What is being asked>
Extract the full listing below without altering a single character.

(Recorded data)
-=-=-=-=-
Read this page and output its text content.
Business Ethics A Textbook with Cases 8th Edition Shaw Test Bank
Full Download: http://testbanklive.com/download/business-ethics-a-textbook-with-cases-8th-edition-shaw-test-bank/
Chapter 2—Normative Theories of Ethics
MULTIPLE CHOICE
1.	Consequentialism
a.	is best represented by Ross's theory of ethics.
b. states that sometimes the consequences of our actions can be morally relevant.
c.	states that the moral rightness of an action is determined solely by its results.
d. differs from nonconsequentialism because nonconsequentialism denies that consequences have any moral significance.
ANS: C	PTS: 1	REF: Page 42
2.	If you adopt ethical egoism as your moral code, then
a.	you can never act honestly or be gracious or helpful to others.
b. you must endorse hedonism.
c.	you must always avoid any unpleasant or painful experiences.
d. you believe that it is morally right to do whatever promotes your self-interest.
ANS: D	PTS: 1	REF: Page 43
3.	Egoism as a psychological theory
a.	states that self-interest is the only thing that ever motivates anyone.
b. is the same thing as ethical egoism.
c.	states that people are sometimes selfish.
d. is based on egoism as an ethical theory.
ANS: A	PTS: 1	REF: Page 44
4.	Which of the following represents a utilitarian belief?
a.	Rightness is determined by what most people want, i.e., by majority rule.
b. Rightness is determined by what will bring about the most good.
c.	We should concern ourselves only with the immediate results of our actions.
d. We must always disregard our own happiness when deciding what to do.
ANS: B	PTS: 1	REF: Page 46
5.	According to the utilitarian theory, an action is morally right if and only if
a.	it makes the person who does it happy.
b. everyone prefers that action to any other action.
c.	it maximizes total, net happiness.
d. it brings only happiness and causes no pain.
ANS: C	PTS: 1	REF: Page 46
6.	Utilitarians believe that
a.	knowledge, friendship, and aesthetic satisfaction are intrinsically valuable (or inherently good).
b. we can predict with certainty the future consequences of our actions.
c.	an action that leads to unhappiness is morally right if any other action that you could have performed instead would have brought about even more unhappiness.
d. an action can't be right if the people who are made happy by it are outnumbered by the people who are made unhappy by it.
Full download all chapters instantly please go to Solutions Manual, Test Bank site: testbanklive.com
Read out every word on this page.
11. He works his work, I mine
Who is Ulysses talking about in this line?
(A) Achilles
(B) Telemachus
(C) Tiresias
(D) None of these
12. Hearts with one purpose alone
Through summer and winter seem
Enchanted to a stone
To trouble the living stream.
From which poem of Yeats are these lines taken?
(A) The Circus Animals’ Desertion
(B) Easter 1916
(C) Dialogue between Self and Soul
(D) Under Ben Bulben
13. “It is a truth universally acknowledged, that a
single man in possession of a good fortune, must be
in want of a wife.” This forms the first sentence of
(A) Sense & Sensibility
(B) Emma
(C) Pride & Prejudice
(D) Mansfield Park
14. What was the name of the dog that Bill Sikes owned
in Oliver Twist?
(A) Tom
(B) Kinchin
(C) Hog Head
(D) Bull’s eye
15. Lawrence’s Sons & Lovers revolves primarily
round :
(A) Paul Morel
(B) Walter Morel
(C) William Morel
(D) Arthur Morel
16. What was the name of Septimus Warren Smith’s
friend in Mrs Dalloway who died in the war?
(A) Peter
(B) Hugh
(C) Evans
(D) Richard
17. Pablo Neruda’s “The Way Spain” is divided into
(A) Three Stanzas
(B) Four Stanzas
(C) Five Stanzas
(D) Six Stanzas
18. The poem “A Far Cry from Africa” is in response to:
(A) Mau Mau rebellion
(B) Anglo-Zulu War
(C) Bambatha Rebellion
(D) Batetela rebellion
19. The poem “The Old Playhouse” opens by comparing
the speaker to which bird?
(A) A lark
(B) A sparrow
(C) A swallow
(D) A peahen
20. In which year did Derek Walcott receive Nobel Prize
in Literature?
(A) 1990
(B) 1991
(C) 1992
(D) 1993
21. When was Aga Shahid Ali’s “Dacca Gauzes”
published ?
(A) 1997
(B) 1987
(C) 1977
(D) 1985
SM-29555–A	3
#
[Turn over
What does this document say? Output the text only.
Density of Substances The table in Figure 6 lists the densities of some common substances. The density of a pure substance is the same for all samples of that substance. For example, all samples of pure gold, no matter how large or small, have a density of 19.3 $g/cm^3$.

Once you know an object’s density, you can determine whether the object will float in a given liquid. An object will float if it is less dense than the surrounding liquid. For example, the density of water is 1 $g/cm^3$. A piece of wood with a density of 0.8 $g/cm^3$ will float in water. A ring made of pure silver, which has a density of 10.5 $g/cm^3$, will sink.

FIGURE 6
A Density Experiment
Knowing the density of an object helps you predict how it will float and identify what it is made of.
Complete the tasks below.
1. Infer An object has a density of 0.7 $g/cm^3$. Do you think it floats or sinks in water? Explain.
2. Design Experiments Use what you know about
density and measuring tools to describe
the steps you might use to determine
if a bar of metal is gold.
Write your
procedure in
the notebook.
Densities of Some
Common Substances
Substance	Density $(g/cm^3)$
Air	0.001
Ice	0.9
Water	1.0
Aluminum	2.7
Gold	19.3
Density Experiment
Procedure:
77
-=-=-=-=-
The response>
Read this page and output its text content.
Business Ethics A Textbook with Cases 8th Edition Shaw Test Bank
Full Download: http://testbanklive.com/download/business-ethics-a-textbook-with-cases-8th-edition-shaw-test-bank/
Chapter 2—Normative Theories of Ethics
MULTIPLE CHOICE
1.	Consequentialism
a.	is best represented by Ross's theory of ethics.
b. states that sometimes the consequences of our actions can be morally relevant.
c.	states that the moral rightness of an action is determined solely by its results.
d. differs from nonconsequentialism because nonconsequentialism denies that consequences have any moral significance.
ANS: C	PTS: 1	REF: Page 42
2.	If you adopt ethical egoism as your moral code, then
a.	you can never act honestly or be gracious or helpful to others.
b. you must endorse hedonism.
c.	you must always avoid any unpleasant or painful experiences.
d. you believe that it is morally right to do whatever promotes your self-interest.
ANS: D	PTS: 1	REF: Page 43
3.	Egoism as a psychological theory
a.	states that self-interest is the only thing that ever motivates anyone.
b. is the same thing as ethical egoism.
c.	states that people are sometimes selfish.
d. is based on egoism as an ethical theory.
ANS: A	PTS: 1	REF: Page 44
4.	Which of the following represents a utilitarian belief?
a.	Rightness is determined by what most people want, i.e., by majority rule.
b. Rightness is determined by what will bring about the most good.
c.	We should concern ourselves only with the immediate results of our actions.
d. We must always disregard our own happiness when deciding what to do.
ANS: B	PTS: 1	REF: Page 46
5.	According to the utilitarian theory, an action is morally right if and only if
a.	it makes the person who does it happy.
b. everyone prefers that action to any other action.
c.	it maximizes total, net happiness.
d. it brings only happiness and causes no pain.
ANS: C	PTS: 1	REF: Page 46
6.	Utilitarians believe that
a.	knowledge, friendship, and aesthetic satisfaction are intrinsically valuable (or inherently good).
b. we can predict with certainty the future consequences of our actions.
c.	an action that leads to unhappiness is morally right if any other action that you could have performed instead would have brought about even more unhappiness.
d. an action can't be right if the people who are made happy by it are outnumbered by the people who are made unhappy by it.
Full download all chapters instantly please go to Solutions Manual, Test Bank site: testbanklive.com
Read out every word on this page.
11. He works his work, I mine
Who is Ulysses talking about in this line?
(A) Achilles
(B) Telemachus
(C) Tiresias
(D) None of these
12. Hearts with one purpose alone
Through summer and winter seem
Enchanted to a stone
To trouble the living stream.
From which poem of Yeats are these lines taken?
(A) The Circus Animals’ Desertion
(B) Easter 1916
(C) Dialogue between Self and Soul
(D) Under Ben Bulben
13. “It is a truth universally acknowledged, that a
single man in possession of a good fortune, must be
in want of a wife.” This forms the first sentence of
(A) Sense & Sensibility
(B) Emma
(C) Pride & Prejudice
(D) Mansfield Park
14. What was the name of the dog that Bill Sikes owned
in Oliver Twist?
(A) Tom
(B) Kinchin
(C) Hog Head
(D) Bull’s eye
15. Lawrence’s Sons & Lovers revolves primarily
round :
(A) Paul Morel
(B) Walter Morel
(C) William Morel
(D) Arthur Morel
16. What was the name of Septimus Warren Smith’s
friend in Mrs Dalloway who died in the war?
(A) Peter
(B) Hugh
(C) Evans
(D) Richard
17. Pablo Neruda’s “The Way Spain” is divided into
(A) Three Stanzas
(B) Four Stanzas
(C) Five Stanzas
(D) Six Stanzas
18. The poem “A Far Cry from Africa” is in response to:
(A) Mau Mau rebellion
(B) Anglo-Zulu War
(C) Bambatha Rebellion
(D) Batetela rebellion
19. The poem “The Old Playhouse” opens by comparing
the speaker to which bird?
(A) A lark
(B) A sparrow
(C) A swallow
(D) A peahen
20. In which year did Derek Walcott receive Nobel Prize
in Literature?
(A) 1990
(B) 1991
(C) 1992
(D) 1993
21. When was Aga Shahid Ali’s “Dacca Gauzes”
published ?
(A) 1997
(B) 1987
(C) 1977
(D) 1985
SM-29555–A	3
#
[Turn over
What does this document say? Output the text only.
Density of Substances The table in Figure 6 lists the densities of some common substances. The density of a pure substance is the same for all samples of that substance. For example, all samples of pure gold, no matter how large or small, have a density of 19.3 $g/cm^3$.

Once you know an object’s density, you can determine whether the object will float in a given liquid. An object will float if it is less dense than the surrounding liquid. For example, the density of water is 1 $g/cm^3$. A piece of wood with a density of 0.8 $g/cm^3$ will float in water. A ring made of pure silver, which has a density of 10.5 $g/cm^3$, will sink.

FIGURE 6
A Density Experiment
Knowing the density of an object helps you predict how it will float and identify what it is made of.
Complete the tasks below.
1. Infer An object has a density of 0.7 $g/cm^3$. Do you think it floats or sinks in water? Explain.
2. Design Experiments Use what you know about
density and measuring tools to describe
the steps you might use to determine
if a bar of metal is gold.
Write your
procedure in
the notebook.
Densities of Some
Common Substances
Substance	Density $(g/cm^3)$
Air	0.001
Ice	0.9
Water	1.0
Aluminum	2.7
Gold	19.3
Density Experiment
Procedure:
77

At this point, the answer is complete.